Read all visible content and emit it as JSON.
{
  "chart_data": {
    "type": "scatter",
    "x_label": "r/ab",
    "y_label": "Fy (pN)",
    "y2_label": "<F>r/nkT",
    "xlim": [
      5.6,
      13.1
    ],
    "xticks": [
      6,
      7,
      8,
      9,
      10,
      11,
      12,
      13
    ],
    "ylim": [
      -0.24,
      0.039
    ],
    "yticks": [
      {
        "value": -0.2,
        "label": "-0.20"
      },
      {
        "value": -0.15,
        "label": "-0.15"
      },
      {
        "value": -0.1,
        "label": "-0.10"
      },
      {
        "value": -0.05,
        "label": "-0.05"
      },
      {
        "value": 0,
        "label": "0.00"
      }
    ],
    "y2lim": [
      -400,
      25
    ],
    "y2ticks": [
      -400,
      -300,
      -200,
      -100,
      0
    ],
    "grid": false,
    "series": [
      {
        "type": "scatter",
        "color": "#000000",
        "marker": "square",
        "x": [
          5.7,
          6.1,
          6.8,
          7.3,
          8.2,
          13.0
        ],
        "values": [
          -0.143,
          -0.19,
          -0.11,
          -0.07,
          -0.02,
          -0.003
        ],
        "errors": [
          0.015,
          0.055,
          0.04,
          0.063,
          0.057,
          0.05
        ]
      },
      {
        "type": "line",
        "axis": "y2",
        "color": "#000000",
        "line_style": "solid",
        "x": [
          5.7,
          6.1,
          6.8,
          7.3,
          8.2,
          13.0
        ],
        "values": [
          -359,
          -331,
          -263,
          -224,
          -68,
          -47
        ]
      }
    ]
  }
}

**Short problem:** Repeat the material above in full, exactly as it stands.

**Task output:**
Read all visible content and emit it as JSON.
{
  "chart_data": {
    "type": "scatter",
    "x_label": "r/ab",
    "y_label": "Fy (pN)",
    "y2_label": "<F>r/nkT",
    "xlim": [
      5.6,
      13.1
    ],
    "xticks": [
      6,
      7,
      8,
      9,
      10,
      11,
      12,
      13
    ],
    "ylim": [
      -0.24,
      0.039
    ],
    "yticks": [
      {
        "value": -0.2,
        "label": "-0.20"
      },
      {
        "value": -0.15,
        "label": "-0.15"
      },
      {
        "value": -0.1,
        "label": "-0.10"
      },
      {
        "value": -0.05,
        "label": "-0.05"
      },
      {
        "value": 0,
        "label": "0.00"
      }
    ],
    "y2lim": [
      -400,
      25
    ],
    "y2ticks": [
      -400,
      -300,
      -200,
      -100,
      0
    ],
    "grid": false,
    "series": [
      {
        "type": "scatter",
        "color": "#000000",
        "marker": "square",
        "x": [
          5.7,
          6.1,
          6.8,
          7.3,
          8.2,
          13.0
        ],
        "values": [
          -0.143,
          -0.19,
          -0.11,
          -0.07,
          -0.02,
          -0.003
        ],
        "errors": [
          0.015,
          0.055,
          0.04,
          0.063,
          0.057,
          0.05
        ]
      },
      {
        "type": "line",
        "axis": "y2",
        "color": "#000000",
        "line_style": "solid",
        "x": [
          5.7,
          6.1,
          6.8,
          7.3,
          8.2,
          13.0
        ],
        "values": [
          -359,
          -331,
          -263,
          -224,
          -68,
          -47
        ]
      }
    ]
  }
}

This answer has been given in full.